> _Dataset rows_
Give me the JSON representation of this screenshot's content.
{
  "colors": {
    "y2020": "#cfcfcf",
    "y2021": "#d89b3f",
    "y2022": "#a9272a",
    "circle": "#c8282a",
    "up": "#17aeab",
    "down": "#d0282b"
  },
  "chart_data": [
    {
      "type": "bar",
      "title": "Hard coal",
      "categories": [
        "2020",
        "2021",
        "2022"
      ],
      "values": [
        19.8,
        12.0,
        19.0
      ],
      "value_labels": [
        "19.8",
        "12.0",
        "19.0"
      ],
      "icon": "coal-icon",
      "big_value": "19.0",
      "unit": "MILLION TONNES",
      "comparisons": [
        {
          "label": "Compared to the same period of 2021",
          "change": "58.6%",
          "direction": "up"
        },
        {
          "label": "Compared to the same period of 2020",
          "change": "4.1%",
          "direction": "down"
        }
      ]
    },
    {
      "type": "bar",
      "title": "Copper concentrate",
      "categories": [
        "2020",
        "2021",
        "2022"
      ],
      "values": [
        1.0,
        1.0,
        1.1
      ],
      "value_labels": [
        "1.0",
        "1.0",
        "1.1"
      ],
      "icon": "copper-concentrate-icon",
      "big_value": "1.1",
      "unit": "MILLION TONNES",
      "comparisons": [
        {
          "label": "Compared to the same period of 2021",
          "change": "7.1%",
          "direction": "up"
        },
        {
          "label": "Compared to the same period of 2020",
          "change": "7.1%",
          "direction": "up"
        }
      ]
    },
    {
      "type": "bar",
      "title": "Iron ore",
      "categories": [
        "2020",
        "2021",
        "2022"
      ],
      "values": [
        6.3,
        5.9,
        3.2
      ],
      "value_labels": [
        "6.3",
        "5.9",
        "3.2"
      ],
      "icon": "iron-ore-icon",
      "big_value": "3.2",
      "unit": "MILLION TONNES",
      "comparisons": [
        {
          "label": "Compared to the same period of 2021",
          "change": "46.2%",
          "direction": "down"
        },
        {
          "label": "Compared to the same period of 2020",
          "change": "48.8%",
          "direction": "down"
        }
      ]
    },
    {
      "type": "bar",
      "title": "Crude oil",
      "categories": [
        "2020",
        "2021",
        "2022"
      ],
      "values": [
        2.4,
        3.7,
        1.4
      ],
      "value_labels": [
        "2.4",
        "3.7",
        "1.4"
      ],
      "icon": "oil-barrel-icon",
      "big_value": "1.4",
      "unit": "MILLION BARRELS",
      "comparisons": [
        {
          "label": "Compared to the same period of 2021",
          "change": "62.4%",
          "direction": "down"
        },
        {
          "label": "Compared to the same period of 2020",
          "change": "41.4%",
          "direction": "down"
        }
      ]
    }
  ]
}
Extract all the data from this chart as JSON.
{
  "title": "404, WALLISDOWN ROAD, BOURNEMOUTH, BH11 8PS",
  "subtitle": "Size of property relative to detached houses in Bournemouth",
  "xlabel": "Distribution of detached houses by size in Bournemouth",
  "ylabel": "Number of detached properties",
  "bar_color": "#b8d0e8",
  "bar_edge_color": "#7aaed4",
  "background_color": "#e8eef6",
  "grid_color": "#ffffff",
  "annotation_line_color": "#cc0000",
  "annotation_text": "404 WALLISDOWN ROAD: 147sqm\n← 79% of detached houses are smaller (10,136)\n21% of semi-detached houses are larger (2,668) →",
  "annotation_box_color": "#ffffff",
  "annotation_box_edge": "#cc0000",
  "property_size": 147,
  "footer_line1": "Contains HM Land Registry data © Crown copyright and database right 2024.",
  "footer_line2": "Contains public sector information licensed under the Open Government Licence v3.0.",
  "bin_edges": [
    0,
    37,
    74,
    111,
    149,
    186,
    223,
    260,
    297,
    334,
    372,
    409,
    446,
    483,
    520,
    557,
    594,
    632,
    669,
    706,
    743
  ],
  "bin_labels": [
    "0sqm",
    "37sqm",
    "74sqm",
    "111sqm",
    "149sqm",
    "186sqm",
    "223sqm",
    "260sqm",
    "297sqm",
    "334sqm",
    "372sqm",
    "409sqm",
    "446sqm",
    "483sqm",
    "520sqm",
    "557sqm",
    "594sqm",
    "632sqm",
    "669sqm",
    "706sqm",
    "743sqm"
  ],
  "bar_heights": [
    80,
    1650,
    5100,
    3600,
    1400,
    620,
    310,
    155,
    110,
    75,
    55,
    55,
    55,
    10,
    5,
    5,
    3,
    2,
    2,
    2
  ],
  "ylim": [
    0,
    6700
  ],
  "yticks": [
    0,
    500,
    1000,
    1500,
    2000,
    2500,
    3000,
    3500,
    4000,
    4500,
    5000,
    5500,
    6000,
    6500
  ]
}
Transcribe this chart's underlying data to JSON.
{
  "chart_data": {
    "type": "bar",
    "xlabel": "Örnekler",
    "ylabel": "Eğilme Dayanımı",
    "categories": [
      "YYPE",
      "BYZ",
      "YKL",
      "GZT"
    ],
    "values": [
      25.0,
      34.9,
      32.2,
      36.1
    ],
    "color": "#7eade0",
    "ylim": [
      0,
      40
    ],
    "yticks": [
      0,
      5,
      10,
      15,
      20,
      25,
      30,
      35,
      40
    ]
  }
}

> _Task objective_
Only a number is wanted here: how many lines in the data above include the string "ROAD"?

> _Output below_
2